» **TASK**:
Work out how many lines hold the string "diocesisdecucuta". The answer is a single number, nothing more.

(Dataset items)
_ _ _

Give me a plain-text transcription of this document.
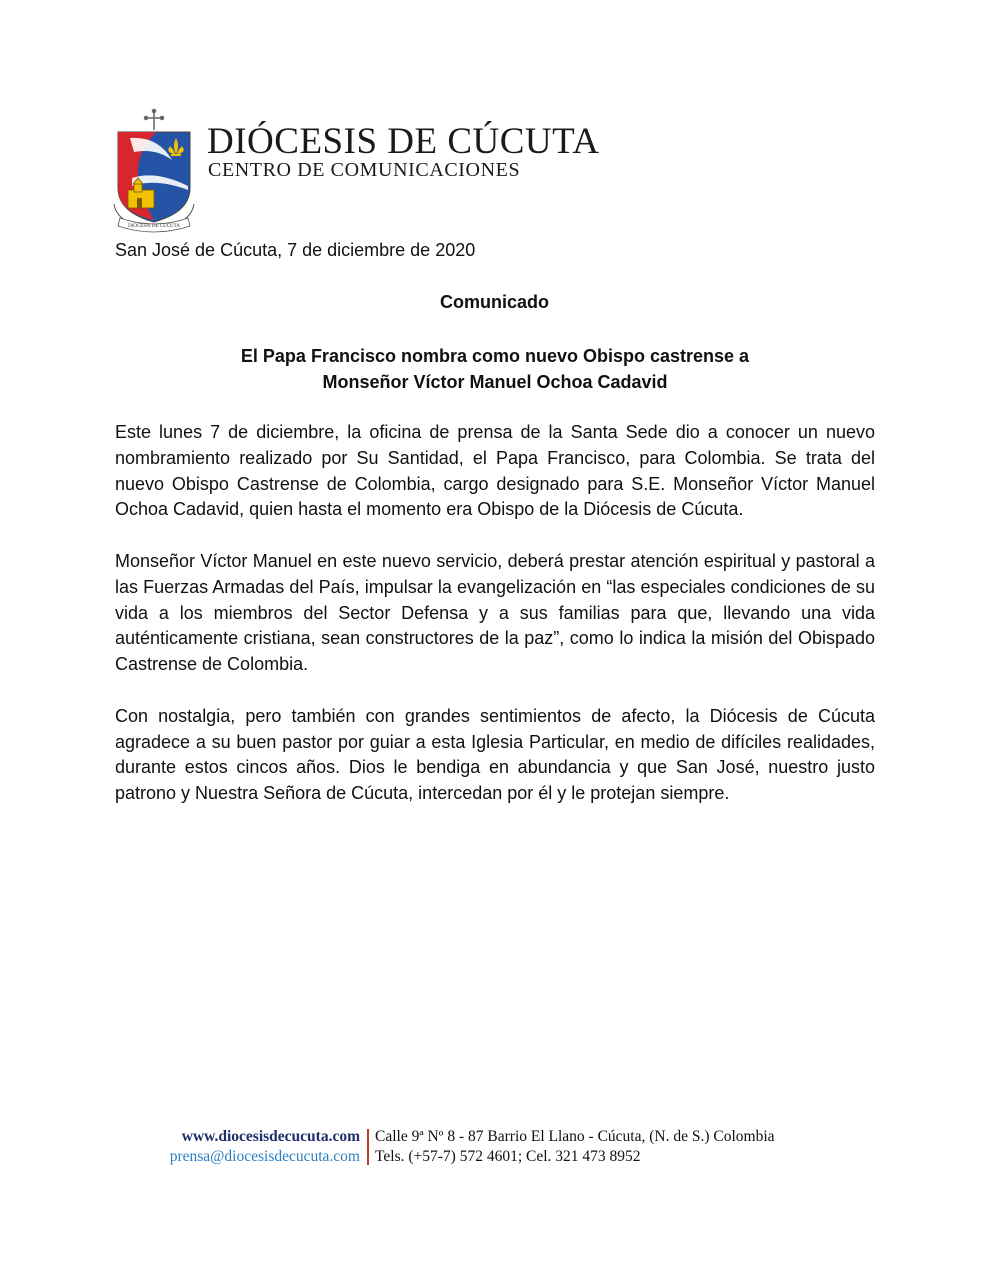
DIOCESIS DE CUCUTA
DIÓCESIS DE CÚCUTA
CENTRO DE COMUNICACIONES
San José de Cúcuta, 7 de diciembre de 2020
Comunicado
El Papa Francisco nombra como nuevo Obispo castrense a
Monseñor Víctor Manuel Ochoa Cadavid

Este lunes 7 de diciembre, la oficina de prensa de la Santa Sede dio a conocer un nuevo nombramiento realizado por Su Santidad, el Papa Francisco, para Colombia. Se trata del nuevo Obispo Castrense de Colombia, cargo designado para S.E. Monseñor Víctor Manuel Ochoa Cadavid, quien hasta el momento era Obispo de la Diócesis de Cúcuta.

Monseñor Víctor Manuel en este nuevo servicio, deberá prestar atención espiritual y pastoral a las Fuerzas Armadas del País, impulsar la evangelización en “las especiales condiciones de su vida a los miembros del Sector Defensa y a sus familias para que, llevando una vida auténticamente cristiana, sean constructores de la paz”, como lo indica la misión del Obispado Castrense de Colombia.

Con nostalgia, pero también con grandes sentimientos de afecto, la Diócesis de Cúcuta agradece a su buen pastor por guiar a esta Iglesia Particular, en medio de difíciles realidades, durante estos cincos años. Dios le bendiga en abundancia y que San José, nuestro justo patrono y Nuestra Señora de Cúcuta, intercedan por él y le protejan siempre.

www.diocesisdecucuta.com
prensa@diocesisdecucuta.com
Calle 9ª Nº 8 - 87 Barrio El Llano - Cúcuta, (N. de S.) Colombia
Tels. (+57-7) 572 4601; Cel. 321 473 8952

_ _ _

» **RESULT FOR THIS TASK**:
2